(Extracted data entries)
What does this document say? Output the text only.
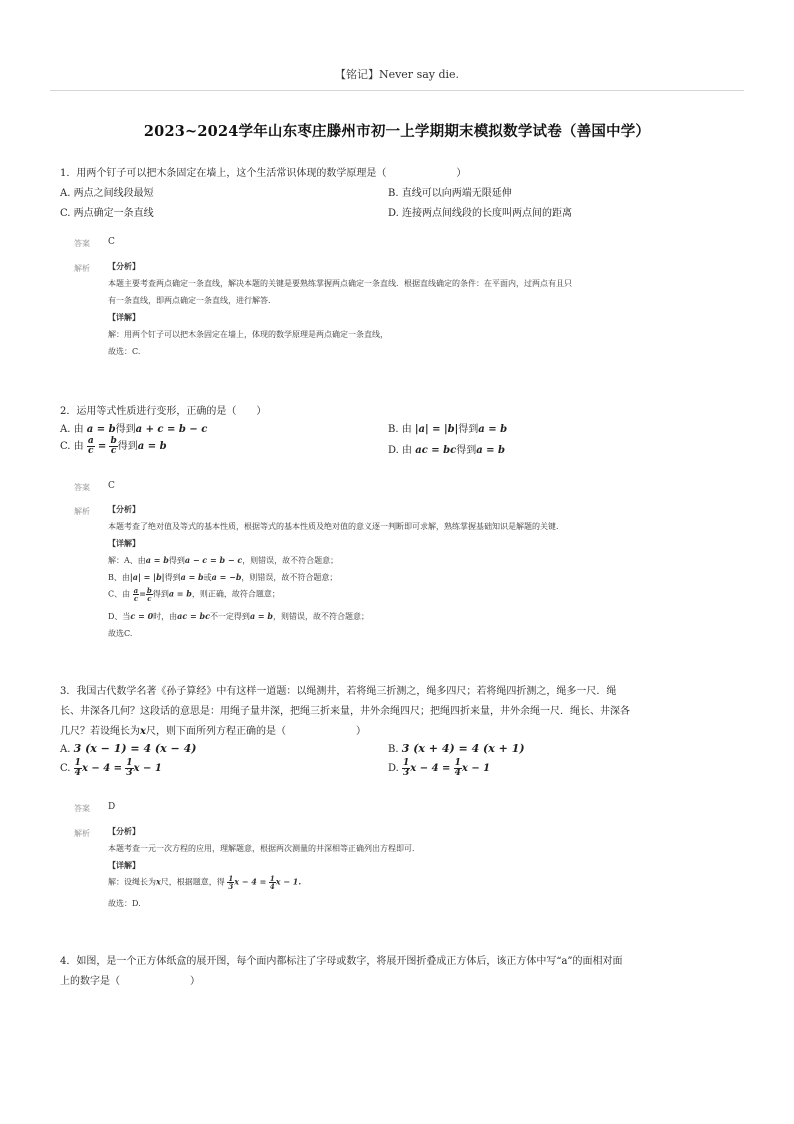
【铭记】Never say die.
2023~2024学年山东枣庄滕州市初一上学期期末模拟数学试卷（善国中学）
1．用两个钉子可以把木条固定在墙上，这个生活常识体现的数学原理是（　　　　　　　）
A. 两点之间线段最短	B. 直线可以向两端无限延伸
C. 两点确定一条直线	D. 连接两点间线段的长度叫两点间的距离
答案 C
解析 【分析】
本题主要考查两点确定一条直线，解决本题的关键是要熟练掌握两点确定一条直线．根据直线确定的条件：在平面内，过两点有且只
有一条直线，即两点确定一条直线，进行解答．
【详解】
解：用两个钉子可以把木条固定在墙上，体现的数学原理是两点确定一条直线，
故选：C.
2．运用等式性质进行变形，正确的是（　　）
A. 由 a = b得到a + c = b − c	B. 由 |a| = |b|得到a = b
C. 由 $\frac{a}{c} = \frac{b}{c}$ 得到a = b	D. 由 ac = bc得到a = b
答案 C
解析 【分析】
本题考查了绝对值及等式的基本性质，根据等式的基本性质及绝对值的意义逐一判断即可求解，熟练掌握基础知识是解题的关键．
【详解】
解：A、由a = b得到a − c = b − c，则错误，故不符合题意；
B、由|a| = |b|得到a = b或a = −b，则错误，故不符合题意；
C、由 $\frac{a}{c} = \frac{b}{c}$ 得到a = b，则正确，故符合题意；
D、当c = 0时，由ac = bc不一定得到a = b，则错误，故不符合题意；
故选C.
3．我国古代数学名著《孙子算经》中有这样一道题：以绳测井，若将绳三折测之，绳多四尺；若将绳四折测之，绳多一尺．绳
长、井深各几何？这段话的意思是：用绳子量井深，把绳三折来量，井外余绳四尺；把绳四折来量，井外余绳一尺．绳长、井深各
几尺？若设绳长为x尺，则下面所列方程正确的是（　　　　　　　）
A. 3 (x − 1) = 4 (x − 4)	B. 3 (x + 4) = 4 (x + 1)
C. $\frac{1}{4}$ $x - 4 = \frac{1}{3}$ x − 1	D. $\frac{1}{3}$ $x - 4 = \frac{1}{4}$ x − 1
答案 D
解析 【分析】
本题考查一元一次方程的应用，理解题意，根据两次测量的井深相等正确列出方程即可．
【详解】
解：设绳长为x尺，根据题意，得 $\frac{1}{3}$ $x - 4 = \frac{1}{4}$ x − 1.
故选：D.
4．如图，是一个正方体纸盒的展开图，每个面内都标注了字母或数字，将展开图折叠成正方体后，该正方体中写“a”的面相对面
上的数字是（　　　　　　　）
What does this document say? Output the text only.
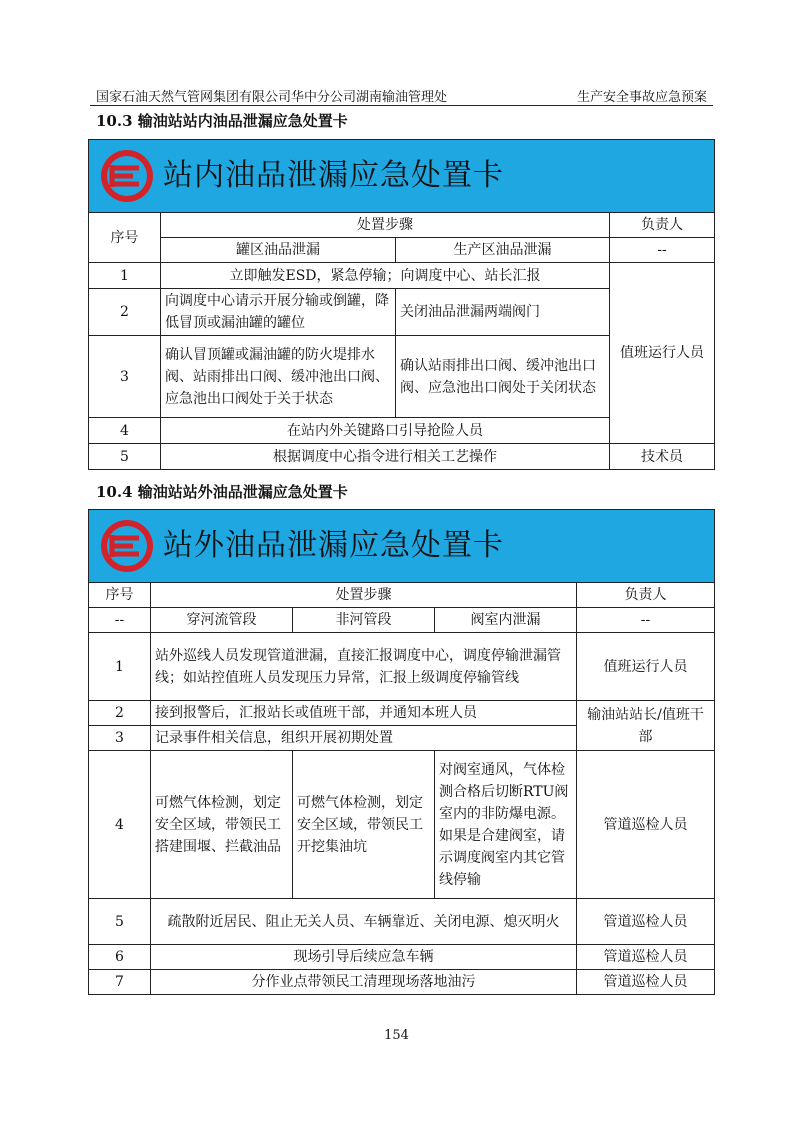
国家石油天然气管网集团有限公司华中分公司湖南输油管理处	生产安全事故应急预案
10.3 输油站站内油品泄漏应急处置卡
站内油品泄漏应急处置卡			

序号	处置步骤		负责人
	罐区油品泄漏	生产区油品泄漏	--
1	立即触发ESD，紧急停输；向调度中心、站长汇报		值班运行人员
2	向调度中心请示开展分输或倒罐，降低冒顶或漏油罐的罐位	关闭油品泄漏两端阀门	
3	确认冒顶罐或漏油罐的防火堤排水阀、站雨排出口阀、缓冲池出口阀、应急池出口阀处于关于状态	确认站雨排出口阀、缓冲池出口阀、应急池出口阀处于关闭状态	
4	在站内外关键路口引导抢险人员		
5	根据调度中心指令进行相关工艺操作		技术员
10.4 输油站站外油品泄漏应急处置卡
站外油品泄漏应急处置卡				

序号	处置步骤			负责人
--	穿河流管段	非河管段	阀室内泄漏	--
1	站外巡线人员发现管道泄漏，直接汇报调度中心，调度停输泄漏管线；如站控值班人员发现压力异常，汇报上级调度停输管线			值班运行人员
2	接到报警后，汇报站长或值班干部，并通知本班人员			输油站站长/值班干部
3	记录事件相关信息，组织开展初期处置			
4	可燃气体检测，划定安全区域，带领民工搭建围堰、拦截油品	可燃气体检测，划定安全区域，带领民工开挖集油坑	对阀室通风，气体检测合格后切断RTU阀室内的非防爆电源。如果是合建阀室，请示调度阀室内其它管线停输	管道巡检人员
5	疏散附近居民、阻止无关人员、车辆靠近、关闭电源、熄灭明火			管道巡检人员
6	现场引导后续应急车辆			管道巡检人员
7	分作业点带领民工清理现场落地油污			管道巡检人员
154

- Short task -
Look for the word "故不符合题意" and return every line where it occurs.

- Right answer -
解：A、由a = b得到a − c = b − c，则错误，故不符合题意；
B、由|a| = |b|得到a = b或a = −b，则错误，故不符合题意；
D、当c = 0时，由ac = bc不一定得到a = b，则错误，故不符合题意；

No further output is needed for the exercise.